• _Exercise requirements_
Write every line of the material out exactly as shown.

# start of Data supplied

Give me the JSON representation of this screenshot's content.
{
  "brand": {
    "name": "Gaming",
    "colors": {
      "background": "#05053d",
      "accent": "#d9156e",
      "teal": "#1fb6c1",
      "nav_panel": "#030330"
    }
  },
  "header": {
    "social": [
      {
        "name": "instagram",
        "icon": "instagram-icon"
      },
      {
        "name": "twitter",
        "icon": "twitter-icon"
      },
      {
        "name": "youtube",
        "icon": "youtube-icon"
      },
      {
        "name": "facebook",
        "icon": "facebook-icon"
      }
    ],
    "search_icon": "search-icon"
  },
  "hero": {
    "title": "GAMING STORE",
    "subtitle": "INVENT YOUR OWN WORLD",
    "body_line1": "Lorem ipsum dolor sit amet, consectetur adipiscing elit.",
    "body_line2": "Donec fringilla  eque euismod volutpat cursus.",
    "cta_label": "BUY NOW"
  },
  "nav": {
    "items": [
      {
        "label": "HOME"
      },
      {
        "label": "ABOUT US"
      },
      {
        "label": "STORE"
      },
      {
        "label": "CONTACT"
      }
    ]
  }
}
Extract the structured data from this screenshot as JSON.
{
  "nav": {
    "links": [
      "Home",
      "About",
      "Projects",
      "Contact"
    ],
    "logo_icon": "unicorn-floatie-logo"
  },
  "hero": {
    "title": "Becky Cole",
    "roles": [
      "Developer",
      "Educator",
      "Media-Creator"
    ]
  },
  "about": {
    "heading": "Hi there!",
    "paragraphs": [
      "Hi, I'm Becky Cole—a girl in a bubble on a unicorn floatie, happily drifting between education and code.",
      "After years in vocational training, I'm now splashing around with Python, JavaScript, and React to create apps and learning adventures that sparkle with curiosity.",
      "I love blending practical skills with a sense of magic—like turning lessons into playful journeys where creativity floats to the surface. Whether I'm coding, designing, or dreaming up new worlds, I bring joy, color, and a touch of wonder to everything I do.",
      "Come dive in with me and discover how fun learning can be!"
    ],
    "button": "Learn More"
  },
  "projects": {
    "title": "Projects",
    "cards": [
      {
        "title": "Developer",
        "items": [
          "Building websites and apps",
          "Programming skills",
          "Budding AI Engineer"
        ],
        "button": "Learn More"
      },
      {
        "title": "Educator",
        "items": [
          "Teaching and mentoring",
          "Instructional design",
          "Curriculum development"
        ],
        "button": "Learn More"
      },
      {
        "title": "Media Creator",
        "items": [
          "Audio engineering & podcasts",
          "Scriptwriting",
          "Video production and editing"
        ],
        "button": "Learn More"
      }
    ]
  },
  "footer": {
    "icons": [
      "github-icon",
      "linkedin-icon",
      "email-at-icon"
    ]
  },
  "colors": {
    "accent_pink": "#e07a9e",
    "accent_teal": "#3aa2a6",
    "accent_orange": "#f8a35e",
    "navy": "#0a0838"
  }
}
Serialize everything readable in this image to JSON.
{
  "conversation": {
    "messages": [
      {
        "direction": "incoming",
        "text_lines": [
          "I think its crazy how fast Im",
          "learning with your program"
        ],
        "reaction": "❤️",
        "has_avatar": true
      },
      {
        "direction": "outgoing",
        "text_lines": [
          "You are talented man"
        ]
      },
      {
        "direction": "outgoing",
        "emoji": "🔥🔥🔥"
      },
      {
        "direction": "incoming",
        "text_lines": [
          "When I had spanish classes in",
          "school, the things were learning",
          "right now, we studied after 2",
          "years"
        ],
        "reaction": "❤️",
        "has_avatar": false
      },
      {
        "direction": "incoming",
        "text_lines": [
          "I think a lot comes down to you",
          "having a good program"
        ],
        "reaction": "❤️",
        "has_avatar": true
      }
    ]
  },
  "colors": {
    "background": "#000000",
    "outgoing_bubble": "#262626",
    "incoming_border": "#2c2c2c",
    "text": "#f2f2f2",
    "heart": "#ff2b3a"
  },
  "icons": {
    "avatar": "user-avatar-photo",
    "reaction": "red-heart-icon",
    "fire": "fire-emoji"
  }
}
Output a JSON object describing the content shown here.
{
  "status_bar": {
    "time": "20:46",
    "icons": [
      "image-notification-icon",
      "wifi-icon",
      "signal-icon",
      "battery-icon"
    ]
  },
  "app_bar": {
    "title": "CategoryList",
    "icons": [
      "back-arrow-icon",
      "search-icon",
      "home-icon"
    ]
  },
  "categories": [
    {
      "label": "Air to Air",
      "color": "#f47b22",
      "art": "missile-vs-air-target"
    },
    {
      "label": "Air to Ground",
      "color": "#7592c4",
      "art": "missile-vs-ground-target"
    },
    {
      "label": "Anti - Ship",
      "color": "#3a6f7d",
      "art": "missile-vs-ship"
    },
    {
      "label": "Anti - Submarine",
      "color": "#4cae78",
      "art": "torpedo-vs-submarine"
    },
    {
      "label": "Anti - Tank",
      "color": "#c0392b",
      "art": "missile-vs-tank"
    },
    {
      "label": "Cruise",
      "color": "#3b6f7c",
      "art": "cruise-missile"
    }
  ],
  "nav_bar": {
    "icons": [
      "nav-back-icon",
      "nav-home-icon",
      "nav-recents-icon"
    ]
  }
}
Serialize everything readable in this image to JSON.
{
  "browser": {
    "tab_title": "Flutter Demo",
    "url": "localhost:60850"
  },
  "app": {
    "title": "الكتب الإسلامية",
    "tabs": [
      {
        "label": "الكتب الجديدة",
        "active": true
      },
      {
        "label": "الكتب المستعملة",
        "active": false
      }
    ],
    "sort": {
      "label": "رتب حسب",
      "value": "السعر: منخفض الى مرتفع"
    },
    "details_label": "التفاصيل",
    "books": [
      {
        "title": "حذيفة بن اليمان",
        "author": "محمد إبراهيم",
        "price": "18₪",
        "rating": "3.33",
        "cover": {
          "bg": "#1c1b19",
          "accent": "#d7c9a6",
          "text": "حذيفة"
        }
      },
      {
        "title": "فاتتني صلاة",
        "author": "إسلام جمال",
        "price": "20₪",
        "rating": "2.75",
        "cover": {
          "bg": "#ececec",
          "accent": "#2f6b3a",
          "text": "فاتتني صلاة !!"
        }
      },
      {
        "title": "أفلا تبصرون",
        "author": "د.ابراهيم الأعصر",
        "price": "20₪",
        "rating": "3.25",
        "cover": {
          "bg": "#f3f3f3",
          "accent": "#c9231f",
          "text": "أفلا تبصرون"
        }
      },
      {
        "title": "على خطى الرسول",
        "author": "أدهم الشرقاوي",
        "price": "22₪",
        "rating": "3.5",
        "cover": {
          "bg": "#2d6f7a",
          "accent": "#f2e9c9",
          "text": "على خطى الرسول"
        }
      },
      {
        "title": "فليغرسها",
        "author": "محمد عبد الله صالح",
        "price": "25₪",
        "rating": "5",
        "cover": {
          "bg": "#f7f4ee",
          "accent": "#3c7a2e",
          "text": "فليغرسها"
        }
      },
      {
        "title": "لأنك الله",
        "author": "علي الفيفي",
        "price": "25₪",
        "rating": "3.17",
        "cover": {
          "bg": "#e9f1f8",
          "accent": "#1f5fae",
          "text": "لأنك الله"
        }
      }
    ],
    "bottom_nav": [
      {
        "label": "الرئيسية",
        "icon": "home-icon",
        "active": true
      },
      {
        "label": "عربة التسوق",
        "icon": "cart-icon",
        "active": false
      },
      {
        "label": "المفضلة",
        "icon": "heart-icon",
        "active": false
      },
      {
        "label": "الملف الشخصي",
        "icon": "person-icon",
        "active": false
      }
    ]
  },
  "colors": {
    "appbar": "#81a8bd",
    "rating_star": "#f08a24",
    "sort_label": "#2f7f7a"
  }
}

# end of Data supplied

• _Result of this task_
Give me the JSON representation of this screenshot's content.
{
  "brand": {
    "name": "Gaming",
    "colors": {
      "background": "#05053d",
      "accent": "#d9156e",
      "teal": "#1fb6c1",
      "nav_panel": "#030330"
    }
  },
  "header": {
    "social": [
      {
        "name": "instagram",
        "icon": "instagram-icon"
      },
      {
        "name": "twitter",
        "icon": "twitter-icon"
      },
      {
        "name": "youtube",
        "icon": "youtube-icon"
      },
      {
        "name": "facebook",
        "icon": "facebook-icon"
      }
    ],
    "search_icon": "search-icon"
  },
  "hero": {
    "title": "GAMING STORE",
    "subtitle": "INVENT YOUR OWN WORLD",
    "body_line1": "Lorem ipsum dolor sit amet, consectetur adipiscing elit.",
    "body_line2": "Donec fringilla  eque euismod volutpat cursus.",
    "cta_label": "BUY NOW"
  },
  "nav": {
    "items": [
      {
        "label": "HOME"
      },
      {
        "label": "ABOUT US"
      },
      {
        "label": "STORE"
      },
      {
        "label": "CONTACT"
      }
    ]
  }
}
Extract the structured data from this screenshot as JSON.
{
  "nav": {
    "links": [
      "Home",
      "About",
      "Projects",
      "Contact"
    ],
    "logo_icon": "unicorn-floatie-logo"
  },
  "hero": {
    "title": "Becky Cole",
    "roles": [
      "Developer",
      "Educator",
      "Media-Creator"
    ]
  },
  "about": {
    "heading": "Hi there!",
    "paragraphs": [
      "Hi, I'm Becky Cole—a girl in a bubble on a unicorn floatie, happily drifting between education and code.",
      "After years in vocational training, I'm now splashing around with Python, JavaScript, and React to create apps and learning adventures that sparkle with curiosity.",
      "I love blending practical skills with a sense of magic—like turning lessons into playful journeys where creativity floats to the surface. Whether I'm coding, designing, or dreaming up new worlds, I bring joy, color, and a touch of wonder to everything I do.",
      "Come dive in with me and discover how fun learning can be!"
    ],
    "button": "Learn More"
  },
  "projects": {
    "title": "Projects",
    "cards": [
      {
        "title": "Developer",
        "items": [
          "Building websites and apps",
          "Programming skills",
          "Budding AI Engineer"
        ],
        "button": "Learn More"
      },
      {
        "title": "Educator",
        "items": [
          "Teaching and mentoring",
          "Instructional design",
          "Curriculum development"
        ],
        "button": "Learn More"
      },
      {
        "title": "Media Creator",
        "items": [
          "Audio engineering & podcasts",
          "Scriptwriting",
          "Video production and editing"
        ],
        "button": "Learn More"
      }
    ]
  },
  "footer": {
    "icons": [
      "github-icon",
      "linkedin-icon",
      "email-at-icon"
    ]
  },
  "colors": {
    "accent_pink": "#e07a9e",
    "accent_teal": "#3aa2a6",
    "accent_orange": "#f8a35e",
    "navy": "#0a0838"
  }
}
Serialize everything readable in this image to JSON.
{
  "conversation": {
    "messages": [
      {
        "direction": "incoming",
        "text_lines": [
          "I think its crazy how fast Im",
          "learning with your program"
        ],
        "reaction": "❤️",
        "has_avatar": true
      },
      {
        "direction": "outgoing",
        "text_lines": [
          "You are talented man"
        ]
      },
      {
        "direction": "outgoing",
        "emoji": "🔥🔥🔥"
      },
      {
        "direction": "incoming",
        "text_lines": [
          "When I had spanish classes in",
          "school, the things were learning",
          "right now, we studied after 2",
          "years"
        ],
        "reaction": "❤️",
        "has_avatar": false
      },
      {
        "direction": "incoming",
        "text_lines": [
          "I think a lot comes down to you",
          "having a good program"
        ],
        "reaction": "❤️",
        "has_avatar": true
      }
    ]
  },
  "colors": {
    "background": "#000000",
    "outgoing_bubble": "#262626",
    "incoming_border": "#2c2c2c",
    "text": "#f2f2f2",
    "heart": "#ff2b3a"
  },
  "icons": {
    "avatar": "user-avatar-photo",
    "reaction": "red-heart-icon",
    "fire": "fire-emoji"
  }
}
Output a JSON object describing the content shown here.
{
  "status_bar": {
    "time": "20:46",
    "icons": [
      "image-notification-icon",
      "wifi-icon",
      "signal-icon",
      "battery-icon"
    ]
  },
  "app_bar": {
    "title": "CategoryList",
    "icons": [
      "back-arrow-icon",
      "search-icon",
      "home-icon"
    ]
  },
  "categories": [
    {
      "label": "Air to Air",
      "color": "#f47b22",
      "art": "missile-vs-air-target"
    },
    {
      "label": "Air to Ground",
      "color": "#7592c4",
      "art": "missile-vs-ground-target"
    },
    {
      "label": "Anti - Ship",
      "color": "#3a6f7d",
      "art": "missile-vs-ship"
    },
    {
      "label": "Anti - Submarine",
      "color": "#4cae78",
      "art": "torpedo-vs-submarine"
    },
    {
      "label": "Anti - Tank",
      "color": "#c0392b",
      "art": "missile-vs-tank"
    },
    {
      "label": "Cruise",
      "color": "#3b6f7c",
      "art": "cruise-missile"
    }
  ],
  "nav_bar": {
    "icons": [
      "nav-back-icon",
      "nav-home-icon",
      "nav-recents-icon"
    ]
  }
}
Serialize everything readable in this image to JSON.
{
  "browser": {
    "tab_title": "Flutter Demo",
    "url": "localhost:60850"
  },
  "app": {
    "title": "الكتب الإسلامية",
    "tabs": [
      {
        "label": "الكتب الجديدة",
        "active": true
      },
      {
        "label": "الكتب المستعملة",
        "active": false
      }
    ],
    "sort": {
      "label": "رتب حسب",
      "value": "السعر: منخفض الى مرتفع"
    },
    "details_label": "التفاصيل",
    "books": [
      {
        "title": "حذيفة بن اليمان",
        "author": "محمد إبراهيم",
        "price": "18₪",
        "rating": "3.33",
        "cover": {
          "bg": "#1c1b19",
          "accent": "#d7c9a6",
          "text": "حذيفة"
        }
      },
      {
        "title": "فاتتني صلاة",
        "author": "إسلام جمال",
        "price": "20₪",
        "rating": "2.75",
        "cover": {
          "bg": "#ececec",
          "accent": "#2f6b3a",
          "text": "فاتتني صلاة !!"
        }
      },
      {
        "title": "أفلا تبصرون",
        "author": "د.ابراهيم الأعصر",
        "price": "20₪",
        "rating": "3.25",
        "cover": {
          "bg": "#f3f3f3",
          "accent": "#c9231f",
          "text": "أفلا تبصرون"
        }
      },
      {
        "title": "على خطى الرسول",
        "author": "أدهم الشرقاوي",
        "price": "22₪",
        "rating": "3.5",
        "cover": {
          "bg": "#2d6f7a",
          "accent": "#f2e9c9",
          "text": "على خطى الرسول"
        }
      },
      {
        "title": "فليغرسها",
        "author": "محمد عبد الله صالح",
        "price": "25₪",
        "rating": "5",
        "cover": {
          "bg": "#f7f4ee",
          "accent": "#3c7a2e",
          "text": "فليغرسها"
        }
      },
      {
        "title": "لأنك الله",
        "author": "علي الفيفي",
        "price": "25₪",
        "rating": "3.17",
        "cover": {
          "bg": "#e9f1f8",
          "accent": "#1f5fae",
          "text": "لأنك الله"
        }
      }
    ],
    "bottom_nav": [
      {
        "label": "الرئيسية",
        "icon": "home-icon",
        "active": true
      },
      {
        "label": "عربة التسوق",
        "icon": "cart-icon",
        "active": false
      },
      {
        "label": "المفضلة",
        "icon": "heart-icon",
        "active": false
      },
      {
        "label": "الملف الشخصي",
        "icon": "person-icon",
        "active": false
      }
    ]
  },
  "colors": {
    "appbar": "#81a8bd",
    "rating_star": "#f08a24",
    "sort_label": "#2f7f7a"
  }
}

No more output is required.